begin Record list
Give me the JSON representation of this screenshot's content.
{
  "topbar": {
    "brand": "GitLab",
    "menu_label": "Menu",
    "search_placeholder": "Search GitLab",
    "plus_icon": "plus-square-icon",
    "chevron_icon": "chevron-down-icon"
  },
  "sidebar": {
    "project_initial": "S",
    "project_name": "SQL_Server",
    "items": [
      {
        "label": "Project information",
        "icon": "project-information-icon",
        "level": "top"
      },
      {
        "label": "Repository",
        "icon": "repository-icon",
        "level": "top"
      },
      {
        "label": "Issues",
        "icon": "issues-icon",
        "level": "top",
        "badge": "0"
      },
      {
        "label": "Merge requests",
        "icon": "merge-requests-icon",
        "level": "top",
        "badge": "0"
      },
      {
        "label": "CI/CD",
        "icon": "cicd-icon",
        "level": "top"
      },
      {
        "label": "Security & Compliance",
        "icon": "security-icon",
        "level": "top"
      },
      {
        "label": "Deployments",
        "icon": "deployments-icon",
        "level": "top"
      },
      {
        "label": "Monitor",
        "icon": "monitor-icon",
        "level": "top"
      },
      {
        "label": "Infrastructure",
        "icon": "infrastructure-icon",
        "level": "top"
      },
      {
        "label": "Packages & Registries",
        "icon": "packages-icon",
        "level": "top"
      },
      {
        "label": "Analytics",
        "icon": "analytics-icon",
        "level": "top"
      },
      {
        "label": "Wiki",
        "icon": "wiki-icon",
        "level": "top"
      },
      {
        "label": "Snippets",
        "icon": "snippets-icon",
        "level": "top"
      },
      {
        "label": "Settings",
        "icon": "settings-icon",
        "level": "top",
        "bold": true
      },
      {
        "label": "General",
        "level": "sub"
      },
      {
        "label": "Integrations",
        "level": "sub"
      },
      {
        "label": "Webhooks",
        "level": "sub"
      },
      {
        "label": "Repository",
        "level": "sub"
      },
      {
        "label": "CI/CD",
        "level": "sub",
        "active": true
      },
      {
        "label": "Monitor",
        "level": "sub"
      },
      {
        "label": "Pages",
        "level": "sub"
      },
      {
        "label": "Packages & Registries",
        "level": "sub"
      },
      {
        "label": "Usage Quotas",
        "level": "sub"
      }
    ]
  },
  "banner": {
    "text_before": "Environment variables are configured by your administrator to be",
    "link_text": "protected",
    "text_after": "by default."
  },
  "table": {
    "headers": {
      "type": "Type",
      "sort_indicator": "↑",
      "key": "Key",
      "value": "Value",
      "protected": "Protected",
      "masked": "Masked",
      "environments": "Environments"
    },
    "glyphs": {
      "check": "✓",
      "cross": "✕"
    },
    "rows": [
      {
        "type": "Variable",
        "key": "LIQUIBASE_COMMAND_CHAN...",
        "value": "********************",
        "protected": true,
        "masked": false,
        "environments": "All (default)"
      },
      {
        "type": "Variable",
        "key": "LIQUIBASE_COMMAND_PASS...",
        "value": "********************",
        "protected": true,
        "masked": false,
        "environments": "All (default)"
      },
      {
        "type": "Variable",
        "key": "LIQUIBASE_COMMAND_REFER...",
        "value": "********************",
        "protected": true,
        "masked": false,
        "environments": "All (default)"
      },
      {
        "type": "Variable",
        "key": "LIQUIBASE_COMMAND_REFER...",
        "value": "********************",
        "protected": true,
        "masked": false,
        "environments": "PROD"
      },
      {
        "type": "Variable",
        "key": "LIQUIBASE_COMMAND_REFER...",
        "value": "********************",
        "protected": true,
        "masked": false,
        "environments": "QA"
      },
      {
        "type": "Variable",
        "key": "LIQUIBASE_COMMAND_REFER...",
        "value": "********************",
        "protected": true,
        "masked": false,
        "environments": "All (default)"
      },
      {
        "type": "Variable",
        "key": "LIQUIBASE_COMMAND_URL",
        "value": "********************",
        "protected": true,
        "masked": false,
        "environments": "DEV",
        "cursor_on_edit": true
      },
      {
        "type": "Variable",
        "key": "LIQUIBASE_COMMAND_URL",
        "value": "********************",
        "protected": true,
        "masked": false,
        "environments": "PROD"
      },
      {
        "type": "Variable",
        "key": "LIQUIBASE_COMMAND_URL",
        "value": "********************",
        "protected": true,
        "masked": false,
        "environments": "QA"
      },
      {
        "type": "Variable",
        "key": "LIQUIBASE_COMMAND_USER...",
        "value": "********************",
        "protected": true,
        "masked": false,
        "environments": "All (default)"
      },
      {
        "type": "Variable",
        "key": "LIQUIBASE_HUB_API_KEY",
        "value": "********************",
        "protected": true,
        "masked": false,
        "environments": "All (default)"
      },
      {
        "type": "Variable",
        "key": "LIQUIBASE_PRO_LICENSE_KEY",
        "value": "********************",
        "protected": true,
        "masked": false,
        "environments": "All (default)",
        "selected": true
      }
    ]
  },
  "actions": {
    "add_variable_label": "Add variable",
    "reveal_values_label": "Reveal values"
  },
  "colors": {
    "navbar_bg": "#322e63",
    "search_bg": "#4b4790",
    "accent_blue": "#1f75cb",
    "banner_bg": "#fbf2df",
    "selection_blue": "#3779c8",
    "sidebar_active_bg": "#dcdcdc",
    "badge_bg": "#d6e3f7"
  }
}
end Record list
Exercise goal — Copy every record exactly as presented.

Exercise output —
Give me the JSON representation of this screenshot's content.
{
  "topbar": {
    "brand": "GitLab",
    "menu_label": "Menu",
    "search_placeholder": "Search GitLab",
    "plus_icon": "plus-square-icon",
    "chevron_icon": "chevron-down-icon"
  },
  "sidebar": {
    "project_initial": "S",
    "project_name": "SQL_Server",
    "items": [
      {
        "label": "Project information",
        "icon": "project-information-icon",
        "level": "top"
      },
      {
        "label": "Repository",
        "icon": "repository-icon",
        "level": "top"
      },
      {
        "label": "Issues",
        "icon": "issues-icon",
        "level": "top",
        "badge": "0"
      },
      {
        "label": "Merge requests",
        "icon": "merge-requests-icon",
        "level": "top",
        "badge": "0"
      },
      {
        "label": "CI/CD",
        "icon": "cicd-icon",
        "level": "top"
      },
      {
        "label": "Security & Compliance",
        "icon": "security-icon",
        "level": "top"
      },
      {
        "label": "Deployments",
        "icon": "deployments-icon",
        "level": "top"
      },
      {
        "label": "Monitor",
        "icon": "monitor-icon",
        "level": "top"
      },
      {
        "label": "Infrastructure",
        "icon": "infrastructure-icon",
        "level": "top"
      },
      {
        "label": "Packages & Registries",
        "icon": "packages-icon",
        "level": "top"
      },
      {
        "label": "Analytics",
        "icon": "analytics-icon",
        "level": "top"
      },
      {
        "label": "Wiki",
        "icon": "wiki-icon",
        "level": "top"
      },
      {
        "label": "Snippets",
        "icon": "snippets-icon",
        "level": "top"
      },
      {
        "label": "Settings",
        "icon": "settings-icon",
        "level": "top",
        "bold": true
      },
      {
        "label": "General",
        "level": "sub"
      },
      {
        "label": "Integrations",
        "level": "sub"
      },
      {
        "label": "Webhooks",
        "level": "sub"
      },
      {
        "label": "Repository",
        "level": "sub"
      },
      {
        "label": "CI/CD",
        "level": "sub",
        "active": true
      },
      {
        "label": "Monitor",
        "level": "sub"
      },
      {
        "label": "Pages",
        "level": "sub"
      },
      {
        "label": "Packages & Registries",
        "level": "sub"
      },
      {
        "label": "Usage Quotas",
        "level": "sub"
      }
    ]
  },
  "banner": {
    "text_before": "Environment variables are configured by your administrator to be",
    "link_text": "protected",
    "text_after": "by default."
  },
  "table": {
    "headers": {
      "type": "Type",
      "sort_indicator": "↑",
      "key": "Key",
      "value": "Value",
      "protected": "Protected",
      "masked": "Masked",
      "environments": "Environments"
    },
    "glyphs": {
      "check": "✓",
      "cross": "✕"
    },
    "rows": [
      {
        "type": "Variable",
        "key": "LIQUIBASE_COMMAND_CHAN...",
        "value": "********************",
        "protected": true,
        "masked": false,
        "environments": "All (default)"
      },
      {
        "type": "Variable",
        "key": "LIQUIBASE_COMMAND_PASS...",
        "value": "********************",
        "protected": true,
        "masked": false,
        "environments": "All (default)"
      },
      {
        "type": "Variable",
        "key": "LIQUIBASE_COMMAND_REFER...",
        "value": "********************",
        "protected": true,
        "masked": false,
        "environments": "All (default)"
      },
      {
        "type": "Variable",
        "key": "LIQUIBASE_COMMAND_REFER...",
        "value": "********************",
        "protected": true,
        "masked": false,
        "environments": "PROD"
      },
      {
        "type": "Variable",
        "key": "LIQUIBASE_COMMAND_REFER...",
        "value": "********************",
        "protected": true,
        "masked": false,
        "environments": "QA"
      },
      {
        "type": "Variable",
        "key": "LIQUIBASE_COMMAND_REFER...",
        "value": "********************",
        "protected": true,
        "masked": false,
        "environments": "All (default)"
      },
      {
        "type": "Variable",
        "key": "LIQUIBASE_COMMAND_URL",
        "value": "********************",
        "protected": true,
        "masked": false,
        "environments": "DEV",
        "cursor_on_edit": true
      },
      {
        "type": "Variable",
        "key": "LIQUIBASE_COMMAND_URL",
        "value": "********************",
        "protected": true,
        "masked": false,
        "environments": "PROD"
      },
      {
        "type": "Variable",
        "key": "LIQUIBASE_COMMAND_URL",
        "value": "********************",
        "protected": true,
        "masked": false,
        "environments": "QA"
      },
      {
        "type": "Variable",
        "key": "LIQUIBASE_COMMAND_USER...",
        "value": "********************",
        "protected": true,
        "masked": false,
        "environments": "All (default)"
      },
      {
        "type": "Variable",
        "key": "LIQUIBASE_HUB_API_KEY",
        "value": "********************",
        "protected": true,
        "masked": false,
        "environments": "All (default)"
      },
      {
        "type": "Variable",
        "key": "LIQUIBASE_PRO_LICENSE_KEY",
        "value": "********************",
        "protected": true,
        "masked": false,
        "environments": "All (default)",
        "selected": true
      }
    ]
  },
  "actions": {
    "add_variable_label": "Add variable",
    "reveal_values_label": "Reveal values"
  },
  "colors": {
    "navbar_bg": "#322e63",
    "search_bg": "#4b4790",
    "accent_blue": "#1f75cb",
    "banner_bg": "#fbf2df",
    "selection_blue": "#3779c8",
    "sidebar_active_bg": "#dcdcdc",
    "badge_bg": "#d6e3f7"
  }
}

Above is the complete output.